WHAT IS EXPECTED => Each line containing the word "贵州省遵义市" must be reported.

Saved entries
»»

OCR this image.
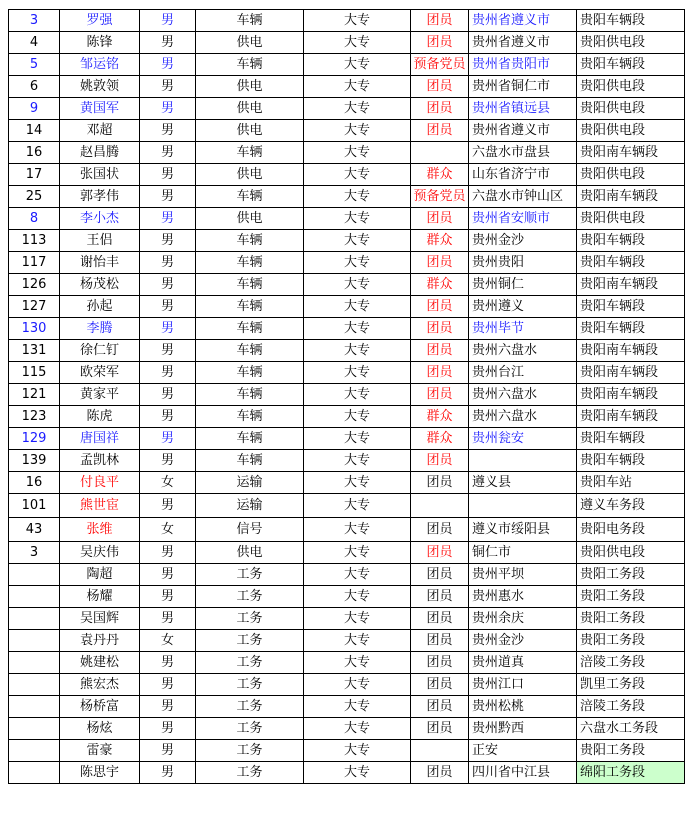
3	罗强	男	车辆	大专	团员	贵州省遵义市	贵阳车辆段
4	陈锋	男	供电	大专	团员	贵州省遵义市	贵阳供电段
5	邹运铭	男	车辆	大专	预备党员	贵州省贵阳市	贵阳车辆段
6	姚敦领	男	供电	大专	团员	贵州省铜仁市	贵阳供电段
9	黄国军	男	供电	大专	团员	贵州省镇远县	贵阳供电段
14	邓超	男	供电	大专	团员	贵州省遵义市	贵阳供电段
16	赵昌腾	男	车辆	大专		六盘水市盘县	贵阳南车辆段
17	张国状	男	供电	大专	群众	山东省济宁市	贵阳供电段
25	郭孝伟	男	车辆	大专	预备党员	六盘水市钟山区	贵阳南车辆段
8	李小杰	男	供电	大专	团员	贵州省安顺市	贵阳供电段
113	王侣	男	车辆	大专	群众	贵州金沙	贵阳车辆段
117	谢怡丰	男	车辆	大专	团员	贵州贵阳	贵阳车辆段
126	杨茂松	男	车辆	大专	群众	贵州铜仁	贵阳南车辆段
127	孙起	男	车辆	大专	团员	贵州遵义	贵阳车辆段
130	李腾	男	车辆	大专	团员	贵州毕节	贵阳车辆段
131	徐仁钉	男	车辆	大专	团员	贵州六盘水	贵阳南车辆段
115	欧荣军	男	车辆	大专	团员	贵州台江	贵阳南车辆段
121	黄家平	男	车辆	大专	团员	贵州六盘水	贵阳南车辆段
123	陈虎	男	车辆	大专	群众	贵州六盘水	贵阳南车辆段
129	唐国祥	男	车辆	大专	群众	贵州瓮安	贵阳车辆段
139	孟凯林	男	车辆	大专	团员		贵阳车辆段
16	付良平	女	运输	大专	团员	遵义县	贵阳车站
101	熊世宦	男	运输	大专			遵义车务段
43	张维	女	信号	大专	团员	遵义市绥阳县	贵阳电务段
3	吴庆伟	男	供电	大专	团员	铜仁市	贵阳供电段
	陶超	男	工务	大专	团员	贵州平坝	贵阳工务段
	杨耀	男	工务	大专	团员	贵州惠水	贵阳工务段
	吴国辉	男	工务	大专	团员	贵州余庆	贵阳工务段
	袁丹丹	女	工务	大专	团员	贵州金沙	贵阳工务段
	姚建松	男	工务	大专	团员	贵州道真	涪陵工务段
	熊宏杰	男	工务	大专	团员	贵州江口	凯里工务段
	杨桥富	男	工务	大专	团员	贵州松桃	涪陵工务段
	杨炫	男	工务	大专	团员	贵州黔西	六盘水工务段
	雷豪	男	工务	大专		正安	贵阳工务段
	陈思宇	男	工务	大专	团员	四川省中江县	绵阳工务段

««
»»

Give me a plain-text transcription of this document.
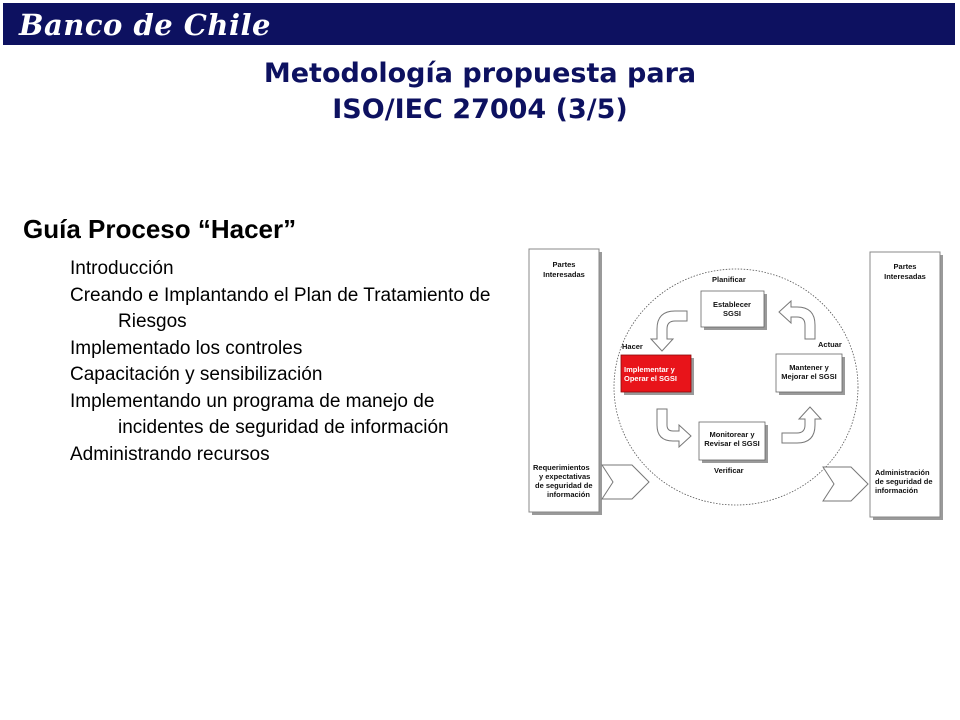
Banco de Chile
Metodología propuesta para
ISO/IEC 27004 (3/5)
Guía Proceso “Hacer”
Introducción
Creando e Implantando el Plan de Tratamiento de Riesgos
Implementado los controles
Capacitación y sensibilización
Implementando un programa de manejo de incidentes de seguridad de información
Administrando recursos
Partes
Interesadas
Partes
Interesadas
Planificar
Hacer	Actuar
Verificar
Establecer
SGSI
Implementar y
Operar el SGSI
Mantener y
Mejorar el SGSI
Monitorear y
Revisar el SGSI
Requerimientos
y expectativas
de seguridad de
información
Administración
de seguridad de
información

««

RESULT =>
3	罗强	男	车辆	大专	团员	贵州省遵义市	贵阳车辆段
4	陈锋	男	供电	大专	团员	贵州省遵义市	贵阳供电段
14	邓超	男	供电	大专	团员	贵州省遵义市	贵阳供电段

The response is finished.